▶ _Problem requirements_
Each line that follows is to be retyped exactly.

════════════════

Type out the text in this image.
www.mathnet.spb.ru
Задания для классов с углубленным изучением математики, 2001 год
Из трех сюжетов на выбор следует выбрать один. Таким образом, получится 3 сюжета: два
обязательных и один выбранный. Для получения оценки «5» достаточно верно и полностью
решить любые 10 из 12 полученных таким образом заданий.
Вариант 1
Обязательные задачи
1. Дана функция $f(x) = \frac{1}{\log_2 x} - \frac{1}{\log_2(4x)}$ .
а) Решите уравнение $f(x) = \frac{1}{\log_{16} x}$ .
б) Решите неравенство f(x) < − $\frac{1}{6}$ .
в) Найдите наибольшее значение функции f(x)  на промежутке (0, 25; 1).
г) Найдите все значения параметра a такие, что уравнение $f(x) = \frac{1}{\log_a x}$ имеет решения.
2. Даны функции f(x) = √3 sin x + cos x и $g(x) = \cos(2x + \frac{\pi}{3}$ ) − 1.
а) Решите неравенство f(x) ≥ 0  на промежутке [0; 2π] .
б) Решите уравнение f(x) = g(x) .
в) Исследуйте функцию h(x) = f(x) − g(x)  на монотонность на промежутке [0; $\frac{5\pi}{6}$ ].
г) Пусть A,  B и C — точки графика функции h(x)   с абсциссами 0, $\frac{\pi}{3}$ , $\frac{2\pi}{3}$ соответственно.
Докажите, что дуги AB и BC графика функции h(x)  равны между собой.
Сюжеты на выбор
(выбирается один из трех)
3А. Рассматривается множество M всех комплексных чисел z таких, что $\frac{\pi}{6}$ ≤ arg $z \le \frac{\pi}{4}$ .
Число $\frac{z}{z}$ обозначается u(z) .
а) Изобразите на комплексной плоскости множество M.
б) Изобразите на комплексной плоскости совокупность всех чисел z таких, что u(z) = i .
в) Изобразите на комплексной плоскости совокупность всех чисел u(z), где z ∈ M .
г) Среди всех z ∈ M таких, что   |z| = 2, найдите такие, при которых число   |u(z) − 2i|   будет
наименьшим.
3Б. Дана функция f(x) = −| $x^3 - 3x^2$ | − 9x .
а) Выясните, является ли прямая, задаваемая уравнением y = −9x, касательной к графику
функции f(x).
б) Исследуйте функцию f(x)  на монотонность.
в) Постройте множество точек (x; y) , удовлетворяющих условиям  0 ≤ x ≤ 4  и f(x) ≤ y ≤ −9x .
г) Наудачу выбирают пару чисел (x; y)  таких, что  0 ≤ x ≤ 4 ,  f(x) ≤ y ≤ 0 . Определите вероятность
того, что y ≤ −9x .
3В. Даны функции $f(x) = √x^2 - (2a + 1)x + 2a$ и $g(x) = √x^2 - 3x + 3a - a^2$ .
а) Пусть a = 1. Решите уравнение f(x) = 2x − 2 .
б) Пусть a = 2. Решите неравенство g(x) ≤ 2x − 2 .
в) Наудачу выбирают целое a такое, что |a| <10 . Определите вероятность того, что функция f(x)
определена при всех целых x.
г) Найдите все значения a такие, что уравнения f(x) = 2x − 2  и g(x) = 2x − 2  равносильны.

════════════════

▶ _Answer to this exercise_
Type out the text in this image.
www.mathnet.spb.ru
Задания для классов с углубленным изучением математики, 2001 год
Из трех сюжетов на выбор следует выбрать один. Таким образом, получится 3 сюжета: два
обязательных и один выбранный. Для получения оценки «5» достаточно верно и полностью
решить любые 10 из 12 полученных таким образом заданий.
Вариант 1
Обязательные задачи
1. Дана функция $f(x) = \frac{1}{\log_2 x} - \frac{1}{\log_2(4x)}$ .
а) Решите уравнение $f(x) = \frac{1}{\log_{16} x}$ .
б) Решите неравенство f(x) < − $\frac{1}{6}$ .
в) Найдите наибольшее значение функции f(x)  на промежутке (0, 25; 1).
г) Найдите все значения параметра a такие, что уравнение $f(x) = \frac{1}{\log_a x}$ имеет решения.
2. Даны функции f(x) = √3 sin x + cos x и $g(x) = \cos(2x + \frac{\pi}{3}$ ) − 1.
а) Решите неравенство f(x) ≥ 0  на промежутке [0; 2π] .
б) Решите уравнение f(x) = g(x) .
в) Исследуйте функцию h(x) = f(x) − g(x)  на монотонность на промежутке [0; $\frac{5\pi}{6}$ ].
г) Пусть A,  B и C — точки графика функции h(x)   с абсциссами 0, $\frac{\pi}{3}$ , $\frac{2\pi}{3}$ соответственно.
Докажите, что дуги AB и BC графика функции h(x)  равны между собой.
Сюжеты на выбор
(выбирается один из трех)
3А. Рассматривается множество M всех комплексных чисел z таких, что $\frac{\pi}{6}$ ≤ arg $z \le \frac{\pi}{4}$ .
Число $\frac{z}{z}$ обозначается u(z) .
а) Изобразите на комплексной плоскости множество M.
б) Изобразите на комплексной плоскости совокупность всех чисел z таких, что u(z) = i .
в) Изобразите на комплексной плоскости совокупность всех чисел u(z), где z ∈ M .
г) Среди всех z ∈ M таких, что   |z| = 2, найдите такие, при которых число   |u(z) − 2i|   будет
наименьшим.
3Б. Дана функция f(x) = −| $x^3 - 3x^2$ | − 9x .
а) Выясните, является ли прямая, задаваемая уравнением y = −9x, касательной к графику
функции f(x).
б) Исследуйте функцию f(x)  на монотонность.
в) Постройте множество точек (x; y) , удовлетворяющих условиям  0 ≤ x ≤ 4  и f(x) ≤ y ≤ −9x .
г) Наудачу выбирают пару чисел (x; y)  таких, что  0 ≤ x ≤ 4 ,  f(x) ≤ y ≤ 0 . Определите вероятность
того, что y ≤ −9x .
3В. Даны функции $f(x) = √x^2 - (2a + 1)x + 2a$ и $g(x) = √x^2 - 3x + 3a - a^2$ .
а) Пусть a = 1. Решите уравнение f(x) = 2x − 2 .
б) Пусть a = 2. Решите неравенство g(x) ≤ 2x − 2 .
в) Наудачу выбирают целое a такое, что |a| <10 . Определите вероятность того, что функция f(x)
определена при всех целых x.
г) Найдите все значения a такие, что уравнения f(x) = 2x − 2  и g(x) = 2x − 2  равносильны.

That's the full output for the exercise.